Records from a collection of figures
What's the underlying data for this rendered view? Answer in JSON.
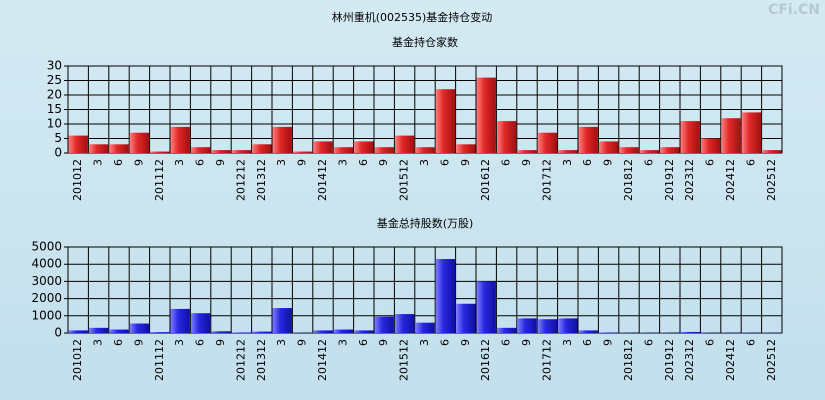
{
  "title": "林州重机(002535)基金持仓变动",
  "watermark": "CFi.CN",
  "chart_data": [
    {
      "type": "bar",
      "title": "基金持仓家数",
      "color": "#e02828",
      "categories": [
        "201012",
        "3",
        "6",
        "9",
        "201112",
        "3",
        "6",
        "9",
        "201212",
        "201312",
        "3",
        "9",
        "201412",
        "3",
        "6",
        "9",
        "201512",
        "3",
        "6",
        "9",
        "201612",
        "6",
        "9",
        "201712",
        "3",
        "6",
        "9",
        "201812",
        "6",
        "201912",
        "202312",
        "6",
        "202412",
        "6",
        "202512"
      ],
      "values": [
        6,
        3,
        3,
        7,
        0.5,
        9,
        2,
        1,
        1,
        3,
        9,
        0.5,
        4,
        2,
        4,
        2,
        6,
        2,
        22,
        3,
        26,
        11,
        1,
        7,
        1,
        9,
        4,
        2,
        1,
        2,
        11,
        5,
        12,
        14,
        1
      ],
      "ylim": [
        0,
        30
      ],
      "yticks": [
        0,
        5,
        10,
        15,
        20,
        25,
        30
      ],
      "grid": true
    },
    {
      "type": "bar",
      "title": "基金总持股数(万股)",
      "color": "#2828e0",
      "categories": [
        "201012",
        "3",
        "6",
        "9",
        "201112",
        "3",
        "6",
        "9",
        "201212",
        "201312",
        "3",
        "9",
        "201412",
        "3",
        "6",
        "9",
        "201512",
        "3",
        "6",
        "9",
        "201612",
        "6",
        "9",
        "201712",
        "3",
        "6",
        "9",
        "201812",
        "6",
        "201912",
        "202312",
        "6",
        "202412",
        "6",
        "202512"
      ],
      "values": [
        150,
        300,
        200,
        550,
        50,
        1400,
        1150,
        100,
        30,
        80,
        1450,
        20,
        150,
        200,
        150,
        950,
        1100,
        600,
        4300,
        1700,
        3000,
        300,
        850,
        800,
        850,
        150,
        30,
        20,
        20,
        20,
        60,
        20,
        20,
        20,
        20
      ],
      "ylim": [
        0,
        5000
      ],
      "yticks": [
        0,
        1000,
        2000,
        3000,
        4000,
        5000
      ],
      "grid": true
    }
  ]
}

» **INSTRUCTIONS FOR THE TASK**:
Copy out the entries verbatim and leave the images out.

» **TASK RESULT**:
What's the underlying data for this rendered view? Answer in JSON.
{
  "title": "林州重机(002535)基金持仓变动",
  "watermark": "CFi.CN",
  "chart_data": [
    {
      "type": "bar",
      "title": "基金持仓家数",
      "color": "#e02828",
      "categories": [
        "201012",
        "3",
        "6",
        "9",
        "201112",
        "3",
        "6",
        "9",
        "201212",
        "201312",
        "3",
        "9",
        "201412",
        "3",
        "6",
        "9",
        "201512",
        "3",
        "6",
        "9",
        "201612",
        "6",
        "9",
        "201712",
        "3",
        "6",
        "9",
        "201812",
        "6",
        "201912",
        "202312",
        "6",
        "202412",
        "6",
        "202512"
      ],
      "values": [
        6,
        3,
        3,
        7,
        0.5,
        9,
        2,
        1,
        1,
        3,
        9,
        0.5,
        4,
        2,
        4,
        2,
        6,
        2,
        22,
        3,
        26,
        11,
        1,
        7,
        1,
        9,
        4,
        2,
        1,
        2,
        11,
        5,
        12,
        14,
        1
      ],
      "ylim": [
        0,
        30
      ],
      "yticks": [
        0,
        5,
        10,
        15,
        20,
        25,
        30
      ],
      "grid": true
    },
    {
      "type": "bar",
      "title": "基金总持股数(万股)",
      "color": "#2828e0",
      "categories": [
        "201012",
        "3",
        "6",
        "9",
        "201112",
        "3",
        "6",
        "9",
        "201212",
        "201312",
        "3",
        "9",
        "201412",
        "3",
        "6",
        "9",
        "201512",
        "3",
        "6",
        "9",
        "201612",
        "6",
        "9",
        "201712",
        "3",
        "6",
        "9",
        "201812",
        "6",
        "201912",
        "202312",
        "6",
        "202412",
        "6",
        "202512"
      ],
      "values": [
        150,
        300,
        200,
        550,
        50,
        1400,
        1150,
        100,
        30,
        80,
        1450,
        20,
        150,
        200,
        150,
        950,
        1100,
        600,
        4300,
        1700,
        3000,
        300,
        850,
        800,
        850,
        150,
        30,
        20,
        20,
        20,
        60,
        20,
        20,
        20,
        20
      ],
      "ylim": [
        0,
        5000
      ],
      "yticks": [
        0,
        1000,
        2000,
        3000,
        4000,
        5000
      ],
      "grid": true
    }
  ]
}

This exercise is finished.